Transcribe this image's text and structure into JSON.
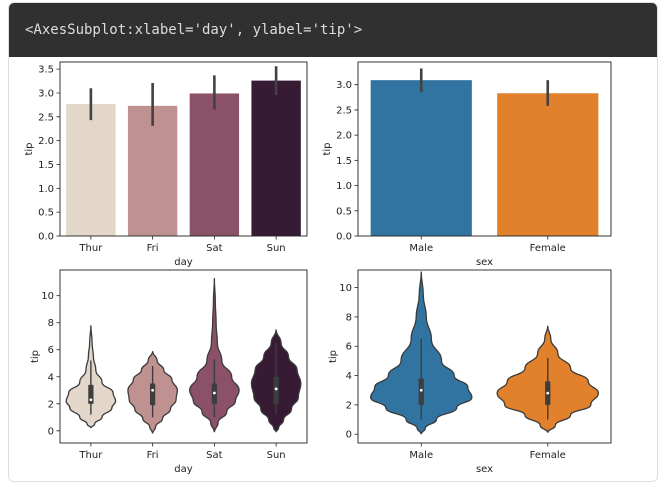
{
  "output": {
    "repr_text": "<AxesSubplot:xlabel='day', ylabel='tip'>"
  },
  "chart_data": [
    {
      "type": "bar",
      "xlabel": "day",
      "ylabel": "tip",
      "categories": [
        "Thur",
        "Fri",
        "Sat",
        "Sun"
      ],
      "values": [
        2.77,
        2.73,
        2.99,
        3.26
      ],
      "ci": [
        [
          2.43,
          3.1
        ],
        [
          2.31,
          3.21
        ],
        [
          2.65,
          3.37
        ],
        [
          2.96,
          3.56
        ]
      ],
      "colors": [
        "#e2d7c9",
        "#bf9190",
        "#8a5168",
        "#371b35"
      ],
      "ylim": [
        0,
        3.65
      ],
      "yticks": [
        "0.0",
        "0.5",
        "1.0",
        "1.5",
        "2.0",
        "2.5",
        "3.0",
        "3.5"
      ]
    },
    {
      "type": "bar",
      "xlabel": "sex",
      "ylabel": "tip",
      "categories": [
        "Male",
        "Female"
      ],
      "values": [
        3.09,
        2.83
      ],
      "ci": [
        [
          2.85,
          3.32
        ],
        [
          2.58,
          3.09
        ]
      ],
      "colors": [
        "#3274a1",
        "#e1812c"
      ],
      "ylim": [
        0,
        3.45
      ],
      "yticks": [
        "0.0",
        "0.5",
        "1.0",
        "1.5",
        "2.0",
        "2.5",
        "3.0"
      ]
    },
    {
      "type": "violin",
      "xlabel": "day",
      "ylabel": "tip",
      "categories": [
        "Thur",
        "Fri",
        "Sat",
        "Sun"
      ],
      "colors": [
        "#e2d7c9",
        "#bf9190",
        "#8a5168",
        "#371b35"
      ],
      "ylim": [
        -0.9,
        11.9
      ],
      "yticks": [
        "0",
        "2",
        "4",
        "6",
        "8",
        "10"
      ],
      "violins": [
        {
          "top": 7.8,
          "bottom": 0.2,
          "q1": 2.0,
          "median": 2.3,
          "q3": 3.4,
          "wlow": 1.2,
          "whigh": 5.2,
          "profile": [
            [
              7.8,
              0
            ],
            [
              6.5,
              0.05
            ],
            [
              5.5,
              0.1
            ],
            [
              4.5,
              0.2
            ],
            [
              3.6,
              0.45
            ],
            [
              2.8,
              0.9
            ],
            [
              2.2,
              1.0
            ],
            [
              1.7,
              0.85
            ],
            [
              1.0,
              0.45
            ],
            [
              0.5,
              0.15
            ],
            [
              0.2,
              0
            ]
          ]
        },
        {
          "top": 5.9,
          "bottom": -0.2,
          "q1": 1.9,
          "median": 3.0,
          "q3": 3.5,
          "wlow": 1.0,
          "whigh": 4.8,
          "profile": [
            [
              5.9,
              0
            ],
            [
              5.2,
              0.18
            ],
            [
              4.5,
              0.45
            ],
            [
              3.8,
              0.78
            ],
            [
              3.0,
              1.0
            ],
            [
              2.3,
              0.95
            ],
            [
              1.6,
              0.72
            ],
            [
              0.9,
              0.4
            ],
            [
              0.3,
              0.12
            ],
            [
              -0.2,
              0
            ]
          ]
        },
        {
          "top": 11.3,
          "bottom": -0.1,
          "q1": 2.0,
          "median": 2.8,
          "q3": 3.5,
          "wlow": 1.0,
          "whigh": 5.3,
          "profile": [
            [
              11.3,
              0
            ],
            [
              9.5,
              0.04
            ],
            [
              8.0,
              0.07
            ],
            [
              6.5,
              0.12
            ],
            [
              5.2,
              0.3
            ],
            [
              4.0,
              0.7
            ],
            [
              3.0,
              1.0
            ],
            [
              2.2,
              0.85
            ],
            [
              1.4,
              0.5
            ],
            [
              0.6,
              0.15
            ],
            [
              -0.1,
              0
            ]
          ]
        },
        {
          "top": 7.5,
          "bottom": -0.1,
          "q1": 2.0,
          "median": 3.1,
          "q3": 4.0,
          "wlow": 1.2,
          "whigh": 6.5,
          "profile": [
            [
              7.5,
              0
            ],
            [
              6.5,
              0.2
            ],
            [
              5.5,
              0.5
            ],
            [
              4.5,
              0.85
            ],
            [
              3.5,
              1.0
            ],
            [
              2.5,
              0.9
            ],
            [
              1.6,
              0.62
            ],
            [
              0.8,
              0.3
            ],
            [
              0.2,
              0.1
            ],
            [
              -0.1,
              0
            ]
          ]
        }
      ]
    },
    {
      "type": "violin",
      "xlabel": "sex",
      "ylabel": "tip",
      "categories": [
        "Male",
        "Female"
      ],
      "colors": [
        "#3274a1",
        "#e1812c"
      ],
      "ylim": [
        -0.6,
        11.2
      ],
      "yticks": [
        "0",
        "2",
        "4",
        "6",
        "8",
        "10"
      ],
      "violins": [
        {
          "top": 11.1,
          "bottom": 0.0,
          "q1": 2.0,
          "median": 3.0,
          "q3": 3.8,
          "wlow": 1.0,
          "whigh": 6.5,
          "profile": [
            [
              11.1,
              0
            ],
            [
              9.5,
              0.04
            ],
            [
              8.0,
              0.1
            ],
            [
              6.5,
              0.2
            ],
            [
              5.0,
              0.4
            ],
            [
              4.0,
              0.65
            ],
            [
              3.2,
              0.92
            ],
            [
              2.5,
              1.0
            ],
            [
              1.8,
              0.7
            ],
            [
              1.0,
              0.3
            ],
            [
              0.4,
              0.08
            ],
            [
              0.0,
              0
            ]
          ]
        },
        {
          "top": 7.4,
          "bottom": 0.1,
          "q1": 2.0,
          "median": 2.8,
          "q3": 3.6,
          "wlow": 1.0,
          "whigh": 5.2,
          "profile": [
            [
              7.4,
              0
            ],
            [
              6.5,
              0.06
            ],
            [
              5.5,
              0.2
            ],
            [
              4.5,
              0.45
            ],
            [
              3.6,
              0.8
            ],
            [
              2.8,
              1.0
            ],
            [
              2.0,
              0.85
            ],
            [
              1.3,
              0.45
            ],
            [
              0.6,
              0.15
            ],
            [
              0.1,
              0
            ]
          ]
        }
      ]
    }
  ]
}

Goal | Return each line from the material above exactly, but not the pictures.

Expected output |
Transcribe this image's text and structure into JSON.
{
  "output": {
    "repr_text": "<AxesSubplot:xlabel='day', ylabel='tip'>"
  },
  "chart_data": [
    {
      "type": "bar",
      "xlabel": "day",
      "ylabel": "tip",
      "categories": [
        "Thur",
        "Fri",
        "Sat",
        "Sun"
      ],
      "values": [
        2.77,
        2.73,
        2.99,
        3.26
      ],
      "ci": [
        [
          2.43,
          3.1
        ],
        [
          2.31,
          3.21
        ],
        [
          2.65,
          3.37
        ],
        [
          2.96,
          3.56
        ]
      ],
      "colors": [
        "#e2d7c9",
        "#bf9190",
        "#8a5168",
        "#371b35"
      ],
      "ylim": [
        0,
        3.65
      ],
      "yticks": [
        "0.0",
        "0.5",
        "1.0",
        "1.5",
        "2.0",
        "2.5",
        "3.0",
        "3.5"
      ]
    },
    {
      "type": "bar",
      "xlabel": "sex",
      "ylabel": "tip",
      "categories": [
        "Male",
        "Female"
      ],
      "values": [
        3.09,
        2.83
      ],
      "ci": [
        [
          2.85,
          3.32
        ],
        [
          2.58,
          3.09
        ]
      ],
      "colors": [
        "#3274a1",
        "#e1812c"
      ],
      "ylim": [
        0,
        3.45
      ],
      "yticks": [
        "0.0",
        "0.5",
        "1.0",
        "1.5",
        "2.0",
        "2.5",
        "3.0"
      ]
    },
    {
      "type": "violin",
      "xlabel": "day",
      "ylabel": "tip",
      "categories": [
        "Thur",
        "Fri",
        "Sat",
        "Sun"
      ],
      "colors": [
        "#e2d7c9",
        "#bf9190",
        "#8a5168",
        "#371b35"
      ],
      "ylim": [
        -0.9,
        11.9
      ],
      "yticks": [
        "0",
        "2",
        "4",
        "6",
        "8",
        "10"
      ],
      "violins": [
        {
          "top": 7.8,
          "bottom": 0.2,
          "q1": 2.0,
          "median": 2.3,
          "q3": 3.4,
          "wlow": 1.2,
          "whigh": 5.2,
          "profile": [
            [
              7.8,
              0
            ],
            [
              6.5,
              0.05
            ],
            [
              5.5,
              0.1
            ],
            [
              4.5,
              0.2
            ],
            [
              3.6,
              0.45
            ],
            [
              2.8,
              0.9
            ],
            [
              2.2,
              1.0
            ],
            [
              1.7,
              0.85
            ],
            [
              1.0,
              0.45
            ],
            [
              0.5,
              0.15
            ],
            [
              0.2,
              0
            ]
          ]
        },
        {
          "top": 5.9,
          "bottom": -0.2,
          "q1": 1.9,
          "median": 3.0,
          "q3": 3.5,
          "wlow": 1.0,
          "whigh": 4.8,
          "profile": [
            [
              5.9,
              0
            ],
            [
              5.2,
              0.18
            ],
            [
              4.5,
              0.45
            ],
            [
              3.8,
              0.78
            ],
            [
              3.0,
              1.0
            ],
            [
              2.3,
              0.95
            ],
            [
              1.6,
              0.72
            ],
            [
              0.9,
              0.4
            ],
            [
              0.3,
              0.12
            ],
            [
              -0.2,
              0
            ]
          ]
        },
        {
          "top": 11.3,
          "bottom": -0.1,
          "q1": 2.0,
          "median": 2.8,
          "q3": 3.5,
          "wlow": 1.0,
          "whigh": 5.3,
          "profile": [
            [
              11.3,
              0
            ],
            [
              9.5,
              0.04
            ],
            [
              8.0,
              0.07
            ],
            [
              6.5,
              0.12
            ],
            [
              5.2,
              0.3
            ],
            [
              4.0,
              0.7
            ],
            [
              3.0,
              1.0
            ],
            [
              2.2,
              0.85
            ],
            [
              1.4,
              0.5
            ],
            [
              0.6,
              0.15
            ],
            [
              -0.1,
              0
            ]
          ]
        },
        {
          "top": 7.5,
          "bottom": -0.1,
          "q1": 2.0,
          "median": 3.1,
          "q3": 4.0,
          "wlow": 1.2,
          "whigh": 6.5,
          "profile": [
            [
              7.5,
              0
            ],
            [
              6.5,
              0.2
            ],
            [
              5.5,
              0.5
            ],
            [
              4.5,
              0.85
            ],
            [
              3.5,
              1.0
            ],
            [
              2.5,
              0.9
            ],
            [
              1.6,
              0.62
            ],
            [
              0.8,
              0.3
            ],
            [
              0.2,
              0.1
            ],
            [
              -0.1,
              0
            ]
          ]
        }
      ]
    },
    {
      "type": "violin",
      "xlabel": "sex",
      "ylabel": "tip",
      "categories": [
        "Male",
        "Female"
      ],
      "colors": [
        "#3274a1",
        "#e1812c"
      ],
      "ylim": [
        -0.6,
        11.2
      ],
      "yticks": [
        "0",
        "2",
        "4",
        "6",
        "8",
        "10"
      ],
      "violins": [
        {
          "top": 11.1,
          "bottom": 0.0,
          "q1": 2.0,
          "median": 3.0,
          "q3": 3.8,
          "wlow": 1.0,
          "whigh": 6.5,
          "profile": [
            [
              11.1,
              0
            ],
            [
              9.5,
              0.04
            ],
            [
              8.0,
              0.1
            ],
            [
              6.5,
              0.2
            ],
            [
              5.0,
              0.4
            ],
            [
              4.0,
              0.65
            ],
            [
              3.2,
              0.92
            ],
            [
              2.5,
              1.0
            ],
            [
              1.8,
              0.7
            ],
            [
              1.0,
              0.3
            ],
            [
              0.4,
              0.08
            ],
            [
              0.0,
              0
            ]
          ]
        },
        {
          "top": 7.4,
          "bottom": 0.1,
          "q1": 2.0,
          "median": 2.8,
          "q3": 3.6,
          "wlow": 1.0,
          "whigh": 5.2,
          "profile": [
            [
              7.4,
              0
            ],
            [
              6.5,
              0.06
            ],
            [
              5.5,
              0.2
            ],
            [
              4.5,
              0.45
            ],
            [
              3.6,
              0.8
            ],
            [
              2.8,
              1.0
            ],
            [
              2.0,
              0.85
            ],
            [
              1.3,
              0.45
            ],
            [
              0.6,
              0.15
            ],
            [
              0.1,
              0
            ]
          ]
        }
      ]
    }
  ]
}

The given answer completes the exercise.